Dataset items:
* * * *
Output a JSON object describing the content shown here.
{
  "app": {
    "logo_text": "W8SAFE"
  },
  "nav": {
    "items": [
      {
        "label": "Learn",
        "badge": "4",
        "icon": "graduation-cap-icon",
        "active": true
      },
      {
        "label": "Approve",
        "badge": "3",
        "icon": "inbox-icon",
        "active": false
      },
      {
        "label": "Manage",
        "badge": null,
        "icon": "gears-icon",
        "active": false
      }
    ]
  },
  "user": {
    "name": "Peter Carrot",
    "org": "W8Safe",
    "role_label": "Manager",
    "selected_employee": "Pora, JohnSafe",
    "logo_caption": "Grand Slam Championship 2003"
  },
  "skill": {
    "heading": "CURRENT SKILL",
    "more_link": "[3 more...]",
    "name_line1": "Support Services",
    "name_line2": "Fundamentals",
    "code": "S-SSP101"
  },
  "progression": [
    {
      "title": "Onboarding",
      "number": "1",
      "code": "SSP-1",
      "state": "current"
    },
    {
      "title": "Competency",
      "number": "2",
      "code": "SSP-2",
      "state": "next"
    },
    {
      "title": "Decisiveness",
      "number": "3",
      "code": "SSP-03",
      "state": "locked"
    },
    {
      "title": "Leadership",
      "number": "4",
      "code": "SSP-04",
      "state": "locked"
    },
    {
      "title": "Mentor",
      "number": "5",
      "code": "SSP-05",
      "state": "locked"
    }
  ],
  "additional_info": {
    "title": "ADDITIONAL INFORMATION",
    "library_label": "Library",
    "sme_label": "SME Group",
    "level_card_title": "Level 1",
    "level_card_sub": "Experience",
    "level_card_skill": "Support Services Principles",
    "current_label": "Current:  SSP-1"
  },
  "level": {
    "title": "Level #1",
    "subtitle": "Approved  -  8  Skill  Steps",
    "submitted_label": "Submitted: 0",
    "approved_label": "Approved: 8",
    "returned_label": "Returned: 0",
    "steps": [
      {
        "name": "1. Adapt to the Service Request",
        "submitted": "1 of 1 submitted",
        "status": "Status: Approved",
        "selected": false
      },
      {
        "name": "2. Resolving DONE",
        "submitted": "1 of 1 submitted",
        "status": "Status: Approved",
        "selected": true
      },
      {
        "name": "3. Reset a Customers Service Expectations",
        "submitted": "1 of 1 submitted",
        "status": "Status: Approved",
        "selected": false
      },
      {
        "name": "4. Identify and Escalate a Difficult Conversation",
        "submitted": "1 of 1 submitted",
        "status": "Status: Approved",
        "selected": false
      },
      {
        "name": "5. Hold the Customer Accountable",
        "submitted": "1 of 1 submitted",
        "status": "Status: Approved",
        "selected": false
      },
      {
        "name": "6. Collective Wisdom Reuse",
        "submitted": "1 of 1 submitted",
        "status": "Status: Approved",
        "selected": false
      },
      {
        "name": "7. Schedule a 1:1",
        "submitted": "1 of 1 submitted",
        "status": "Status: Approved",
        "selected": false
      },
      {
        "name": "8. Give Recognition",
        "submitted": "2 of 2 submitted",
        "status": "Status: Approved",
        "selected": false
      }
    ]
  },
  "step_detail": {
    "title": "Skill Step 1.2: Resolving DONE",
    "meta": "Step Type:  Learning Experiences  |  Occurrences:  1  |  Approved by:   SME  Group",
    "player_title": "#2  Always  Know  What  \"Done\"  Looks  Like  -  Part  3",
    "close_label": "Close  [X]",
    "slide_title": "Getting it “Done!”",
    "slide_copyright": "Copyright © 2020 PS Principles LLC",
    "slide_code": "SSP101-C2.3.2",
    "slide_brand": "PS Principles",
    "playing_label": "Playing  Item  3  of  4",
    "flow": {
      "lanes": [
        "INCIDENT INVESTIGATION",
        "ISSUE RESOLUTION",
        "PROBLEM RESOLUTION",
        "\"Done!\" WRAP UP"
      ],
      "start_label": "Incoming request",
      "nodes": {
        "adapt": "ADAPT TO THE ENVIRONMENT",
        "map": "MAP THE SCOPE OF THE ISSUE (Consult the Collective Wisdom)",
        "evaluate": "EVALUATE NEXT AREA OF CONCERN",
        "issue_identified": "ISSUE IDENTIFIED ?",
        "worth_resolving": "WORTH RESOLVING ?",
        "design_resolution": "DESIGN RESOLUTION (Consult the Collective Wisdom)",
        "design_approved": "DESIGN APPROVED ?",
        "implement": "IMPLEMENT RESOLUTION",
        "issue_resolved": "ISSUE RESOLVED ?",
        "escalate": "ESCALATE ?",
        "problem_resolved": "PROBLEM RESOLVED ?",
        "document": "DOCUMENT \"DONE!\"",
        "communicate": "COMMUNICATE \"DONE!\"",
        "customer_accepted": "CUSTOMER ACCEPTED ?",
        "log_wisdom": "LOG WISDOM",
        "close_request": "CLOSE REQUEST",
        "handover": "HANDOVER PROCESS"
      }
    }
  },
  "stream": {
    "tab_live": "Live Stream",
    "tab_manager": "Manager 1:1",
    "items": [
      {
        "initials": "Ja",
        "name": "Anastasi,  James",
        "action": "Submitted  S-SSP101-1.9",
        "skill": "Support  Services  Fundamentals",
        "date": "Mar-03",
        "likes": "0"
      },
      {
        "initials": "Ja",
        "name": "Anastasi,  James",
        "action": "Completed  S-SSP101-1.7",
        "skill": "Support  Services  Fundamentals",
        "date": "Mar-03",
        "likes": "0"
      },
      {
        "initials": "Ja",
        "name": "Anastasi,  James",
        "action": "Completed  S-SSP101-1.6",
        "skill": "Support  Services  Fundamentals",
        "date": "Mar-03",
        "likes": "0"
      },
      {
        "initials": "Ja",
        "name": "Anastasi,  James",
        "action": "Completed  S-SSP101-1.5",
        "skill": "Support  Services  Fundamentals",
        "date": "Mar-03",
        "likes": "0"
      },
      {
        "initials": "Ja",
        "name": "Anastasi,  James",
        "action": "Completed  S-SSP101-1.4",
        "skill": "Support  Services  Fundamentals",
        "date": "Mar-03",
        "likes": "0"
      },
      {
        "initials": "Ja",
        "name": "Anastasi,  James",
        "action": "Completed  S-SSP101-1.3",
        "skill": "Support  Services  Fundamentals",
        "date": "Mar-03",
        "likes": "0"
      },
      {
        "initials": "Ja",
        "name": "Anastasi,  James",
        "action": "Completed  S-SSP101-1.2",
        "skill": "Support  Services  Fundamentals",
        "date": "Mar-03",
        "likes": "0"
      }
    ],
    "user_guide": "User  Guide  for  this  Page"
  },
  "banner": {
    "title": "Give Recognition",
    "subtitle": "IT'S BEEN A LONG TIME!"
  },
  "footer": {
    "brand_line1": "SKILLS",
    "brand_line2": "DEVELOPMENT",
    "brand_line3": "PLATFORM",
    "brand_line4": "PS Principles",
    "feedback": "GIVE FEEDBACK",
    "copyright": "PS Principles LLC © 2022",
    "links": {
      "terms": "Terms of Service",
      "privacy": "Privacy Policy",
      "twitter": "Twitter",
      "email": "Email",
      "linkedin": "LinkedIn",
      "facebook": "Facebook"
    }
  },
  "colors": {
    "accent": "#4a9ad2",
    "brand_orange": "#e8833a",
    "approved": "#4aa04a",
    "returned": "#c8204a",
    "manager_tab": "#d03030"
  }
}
* * * *
### EXERCISE DETAILS
Search the data above for lines holding "Principles" and copy each of them.

### THE OUTPUT
    "level_card_skill": "Support Services Principles",
    "slide_copyright": "Copyright © 2020 PS Principles LLC",
    "slide_brand": "PS Principles",
    "brand_line4": "PS Principles",
    "copyright": "PS Principles LLC © 2022",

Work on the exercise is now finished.